Click for the video clip

The snow is due to ease off now but the overnight temperatures could get down to minus 20 for a couple of nights, so it will be hot water bottles in the animal bedrooms, the fire banked up to tick along overnight to keep pipes from freezing and a little heater by the chest freezer to protect it.  Yes, this is a Bulgarian winter.

Tuesday 12th January, 2016
Category: 2016/01
Tags: crochet car breakdown cover Christmas pud

Last Friday was the monthly 'big shop' in Gabrovo and it turned out to be quite productive. I went armed with a list of things to tackle (apart from shopping) including paying into the health care system for another year and finding out if I can get car breakdown cover.

It always lurks at the back of my mind that if I was driving a good distance, say to Sofia, and the car broke down, then I'd pretty much be at the mercy of passing fellow motorists, which isn't ideal. My car insurance company offers free breakdown cover but unfortunately it's only valid for vehicles under 10 years old and mine no longer qualifies.

I've seen posts on Facebook mentioning that Allianz do breakdown cover, so I looked up their branch in Gabrovo and, after visiting the hairdressers, went along to find out more. Well it turned out to be quite straight forward. There are two options: For 25 levs you can cover your car anywhere in Bulgaria except the village you live in, or for 50ish you can include the village. If I break down in Gostilitsa, I thought, there are plenty of mechanically minded people to lend a hand, or to tow me into Dryanovo if needs be, so I opted for the cheaper cover. All the woman needed to see was a copy of the large vehicle registration document. A few signatures later and it was all done.

There's a number you call and then you apparently have to listen for the breakdown option at which point you're connected to someone who will then help you out. I haven't yet studied the ins and outs of the booklet but I think it includes things like towing to a garage or home, taking passengers on to their destination, a night in a hotel if it's very late, and of course roadside repair minus the cost of parts. At least it's a bit of peace of mind now when heading off out of the immediate region though the superstitious part of me thinks that since I now have cover, the car will break down just to put it to the test!

For Christmas I was given a beautiful book on how to crochet all sorts of flowers, leaves, fruits and vegetables - I'm inspired! Unfortunately the book is entirely in Bulgarian (not that this will stop me) and I'm a complete novice at crocheting, so I thought it would make sense to first get to grips with what the terminology in English is and how the different stitches are done before then trying to translate and follow the Bulgarian instructions.

Just along from the Allianz office I passed a little sewing shop and went in to purchase a crochet hook - the largest one they happened to have in, which was 3.5mm.  Back home I found a set of beginners' videos on YouTube which show the stitches step by step and go very slowly; ideal for me!

The first task was doing a chain of stitches which wasn't too bad once I slackened the wool a bit, and then trying to go back for a second row. That was really difficult as I couldn't make out which bits of the previous stitches to use. Still, I persevered and turned out a little curly strip of green crochet.

Browsing more videos I came across a series on flowers including beginners' ones and had a little go at a simple 5 petal flower. At least it looked simple. Can you spot the mistake?

I know I sewed 5 petals so where the 5th one went I have no idea!  Well today I had another go and things seem to be improving nicely.

My plan is to make jottings about the names of the stitches and how to do them, then to look up the Bulgarian equivalents, and then to try and decipher one of the simpler ones from the book. Hope Boris my language tutor is up on his needlework skills.

Sorting through the kitchen cupboards the other day and I came across a Christmas pudding dated March 2014. So, only slightly past its sell by date, and I figured with all the alcohol in it, it should still be edible. I microwaved a portion to try it but sadly the booze had turned the sponge to a very mushy texture and although it tasted okay it just didn't feel right. Never mind, the banana and cream went down a treat instead.
▬▬▬▬▬▬▬▬▬▬
__Apply what you read__
A) Answer these questions from the blog post:
(i) Which vehicles qualify for the free breakdown cover offered by the car insurance company?
(ii) What size was the crochet hook bought at the sewing shop?
(iii) What date was on the Christmas pudding found in the kitchen cupboards?
B) Turn the paragraph of the blog post that begins "I've seen posts on Facebook" into a short list that keeps its main facts.
▬▬▬▬▬▬▬▬▬▬
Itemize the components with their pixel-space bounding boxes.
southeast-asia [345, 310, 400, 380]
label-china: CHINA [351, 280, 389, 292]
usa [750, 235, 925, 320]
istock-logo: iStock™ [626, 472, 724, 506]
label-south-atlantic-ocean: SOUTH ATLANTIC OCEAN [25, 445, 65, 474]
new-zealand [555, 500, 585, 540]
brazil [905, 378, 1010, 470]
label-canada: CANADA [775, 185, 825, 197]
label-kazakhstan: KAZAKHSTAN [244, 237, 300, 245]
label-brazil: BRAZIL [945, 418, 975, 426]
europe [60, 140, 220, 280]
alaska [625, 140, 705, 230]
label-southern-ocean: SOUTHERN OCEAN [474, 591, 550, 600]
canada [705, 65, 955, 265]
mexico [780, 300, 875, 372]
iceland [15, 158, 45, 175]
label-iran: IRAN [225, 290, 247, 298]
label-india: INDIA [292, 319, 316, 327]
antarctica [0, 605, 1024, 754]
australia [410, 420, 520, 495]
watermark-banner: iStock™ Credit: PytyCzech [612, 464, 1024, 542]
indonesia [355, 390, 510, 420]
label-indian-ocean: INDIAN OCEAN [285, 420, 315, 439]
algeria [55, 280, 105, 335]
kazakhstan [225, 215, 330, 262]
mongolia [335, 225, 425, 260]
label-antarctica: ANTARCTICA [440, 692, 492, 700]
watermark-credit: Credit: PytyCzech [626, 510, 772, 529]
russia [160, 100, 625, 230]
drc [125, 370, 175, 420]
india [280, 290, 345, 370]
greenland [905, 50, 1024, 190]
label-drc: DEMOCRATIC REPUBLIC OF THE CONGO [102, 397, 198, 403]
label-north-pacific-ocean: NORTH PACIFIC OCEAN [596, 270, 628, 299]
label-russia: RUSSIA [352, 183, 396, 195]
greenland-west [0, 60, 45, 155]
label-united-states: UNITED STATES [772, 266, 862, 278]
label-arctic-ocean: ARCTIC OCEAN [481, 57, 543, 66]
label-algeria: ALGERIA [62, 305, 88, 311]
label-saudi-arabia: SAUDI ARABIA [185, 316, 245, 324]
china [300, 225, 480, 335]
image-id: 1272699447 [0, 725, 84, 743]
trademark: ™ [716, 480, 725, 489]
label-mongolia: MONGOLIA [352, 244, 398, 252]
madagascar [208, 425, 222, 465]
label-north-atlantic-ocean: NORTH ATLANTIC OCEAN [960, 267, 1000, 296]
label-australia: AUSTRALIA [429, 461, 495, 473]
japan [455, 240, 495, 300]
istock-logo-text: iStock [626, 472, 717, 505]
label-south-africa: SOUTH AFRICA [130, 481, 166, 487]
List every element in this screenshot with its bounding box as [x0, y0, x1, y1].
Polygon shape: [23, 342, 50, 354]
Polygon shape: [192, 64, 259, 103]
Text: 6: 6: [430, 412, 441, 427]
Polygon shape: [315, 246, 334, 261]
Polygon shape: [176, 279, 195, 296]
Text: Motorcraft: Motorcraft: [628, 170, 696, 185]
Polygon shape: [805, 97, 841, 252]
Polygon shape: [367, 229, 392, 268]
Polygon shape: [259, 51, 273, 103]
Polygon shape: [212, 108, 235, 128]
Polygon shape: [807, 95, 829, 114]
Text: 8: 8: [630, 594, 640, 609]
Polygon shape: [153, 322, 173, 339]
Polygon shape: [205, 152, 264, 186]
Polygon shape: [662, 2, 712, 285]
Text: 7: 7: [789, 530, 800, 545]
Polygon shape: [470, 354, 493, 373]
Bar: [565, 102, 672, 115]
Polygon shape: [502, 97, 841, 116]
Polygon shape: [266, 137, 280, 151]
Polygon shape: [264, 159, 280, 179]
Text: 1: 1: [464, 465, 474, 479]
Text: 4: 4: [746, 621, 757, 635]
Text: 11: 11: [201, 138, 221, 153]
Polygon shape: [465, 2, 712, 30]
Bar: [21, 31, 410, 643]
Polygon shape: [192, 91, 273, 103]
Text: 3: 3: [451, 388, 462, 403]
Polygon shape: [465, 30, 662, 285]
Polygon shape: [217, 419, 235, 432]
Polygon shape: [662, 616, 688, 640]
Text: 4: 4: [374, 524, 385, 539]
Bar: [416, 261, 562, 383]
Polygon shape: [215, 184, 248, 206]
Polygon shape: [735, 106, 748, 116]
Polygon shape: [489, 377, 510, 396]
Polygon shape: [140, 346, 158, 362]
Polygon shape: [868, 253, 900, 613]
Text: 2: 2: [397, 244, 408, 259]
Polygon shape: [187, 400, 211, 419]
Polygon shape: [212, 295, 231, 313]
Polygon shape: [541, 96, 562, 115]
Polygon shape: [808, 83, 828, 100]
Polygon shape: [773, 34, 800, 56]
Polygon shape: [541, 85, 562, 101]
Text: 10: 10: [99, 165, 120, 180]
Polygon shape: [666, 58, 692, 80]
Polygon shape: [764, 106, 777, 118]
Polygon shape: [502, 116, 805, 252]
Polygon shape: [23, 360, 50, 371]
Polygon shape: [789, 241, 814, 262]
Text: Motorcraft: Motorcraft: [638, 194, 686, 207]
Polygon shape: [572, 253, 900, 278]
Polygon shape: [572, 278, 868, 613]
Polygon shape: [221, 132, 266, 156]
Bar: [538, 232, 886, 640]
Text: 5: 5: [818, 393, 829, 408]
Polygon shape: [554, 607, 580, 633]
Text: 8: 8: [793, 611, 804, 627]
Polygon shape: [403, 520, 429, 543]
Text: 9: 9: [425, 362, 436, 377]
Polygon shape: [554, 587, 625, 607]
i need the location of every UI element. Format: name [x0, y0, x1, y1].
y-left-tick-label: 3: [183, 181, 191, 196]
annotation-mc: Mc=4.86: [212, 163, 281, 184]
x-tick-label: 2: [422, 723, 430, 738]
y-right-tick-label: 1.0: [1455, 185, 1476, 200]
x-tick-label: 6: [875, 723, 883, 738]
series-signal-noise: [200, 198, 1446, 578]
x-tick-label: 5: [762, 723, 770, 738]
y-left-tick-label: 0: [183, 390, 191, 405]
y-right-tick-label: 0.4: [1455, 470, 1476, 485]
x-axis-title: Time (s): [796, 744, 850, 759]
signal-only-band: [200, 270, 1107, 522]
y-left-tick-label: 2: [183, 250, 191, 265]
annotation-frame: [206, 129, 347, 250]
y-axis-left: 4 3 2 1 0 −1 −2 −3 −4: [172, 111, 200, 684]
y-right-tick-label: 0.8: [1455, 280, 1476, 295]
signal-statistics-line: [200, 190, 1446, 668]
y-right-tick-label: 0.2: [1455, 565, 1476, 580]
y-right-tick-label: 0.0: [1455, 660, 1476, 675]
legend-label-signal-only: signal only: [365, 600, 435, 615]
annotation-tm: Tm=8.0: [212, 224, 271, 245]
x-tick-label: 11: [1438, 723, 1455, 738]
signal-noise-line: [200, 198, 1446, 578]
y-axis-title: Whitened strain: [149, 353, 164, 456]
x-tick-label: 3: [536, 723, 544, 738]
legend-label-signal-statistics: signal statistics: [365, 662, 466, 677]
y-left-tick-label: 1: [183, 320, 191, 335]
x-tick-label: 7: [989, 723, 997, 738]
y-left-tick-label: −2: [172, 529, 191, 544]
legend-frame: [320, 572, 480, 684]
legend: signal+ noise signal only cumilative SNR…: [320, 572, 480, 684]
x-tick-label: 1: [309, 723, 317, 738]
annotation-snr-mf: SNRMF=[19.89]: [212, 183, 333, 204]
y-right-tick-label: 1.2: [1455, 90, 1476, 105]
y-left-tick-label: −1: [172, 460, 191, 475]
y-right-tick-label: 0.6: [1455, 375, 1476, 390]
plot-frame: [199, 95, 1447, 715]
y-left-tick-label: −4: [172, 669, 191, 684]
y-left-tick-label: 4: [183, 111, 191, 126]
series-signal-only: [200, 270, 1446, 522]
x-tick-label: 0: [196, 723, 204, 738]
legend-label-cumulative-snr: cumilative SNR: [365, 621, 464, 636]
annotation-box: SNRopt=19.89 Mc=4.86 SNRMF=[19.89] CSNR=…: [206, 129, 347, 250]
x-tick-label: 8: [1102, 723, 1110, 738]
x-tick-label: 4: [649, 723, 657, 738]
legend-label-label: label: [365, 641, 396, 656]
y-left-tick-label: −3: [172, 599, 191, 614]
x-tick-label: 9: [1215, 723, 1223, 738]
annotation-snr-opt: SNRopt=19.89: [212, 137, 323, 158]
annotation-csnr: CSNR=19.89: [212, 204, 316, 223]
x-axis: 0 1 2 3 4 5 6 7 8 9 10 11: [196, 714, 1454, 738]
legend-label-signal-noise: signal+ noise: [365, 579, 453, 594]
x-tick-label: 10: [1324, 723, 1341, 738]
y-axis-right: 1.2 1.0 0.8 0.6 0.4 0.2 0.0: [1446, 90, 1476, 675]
▬▬▬▬▬▬▬▬▬▬
__Solutions to each task__
A)
(i) Only vehicles under 10 years old.
(ii) 3.5mm.
(iii) March 2014.

B)
- Facebook posts mentioned that Allianz offers breakdown cover, so the writer went to its Gabrovo branch after visiting the hairdressers.
- There are two options: 25 levs covers the car anywhere in Bulgaria except the writer's own village, and about 50 levs includes the village.
- The writer chose the cheaper cover, since in Gostilitsa there are plenty of mechanically minded people to help or to tow the car into Dryanovo.
- The only document needed was a copy of the large vehicle registration document, and a few signatures completed it.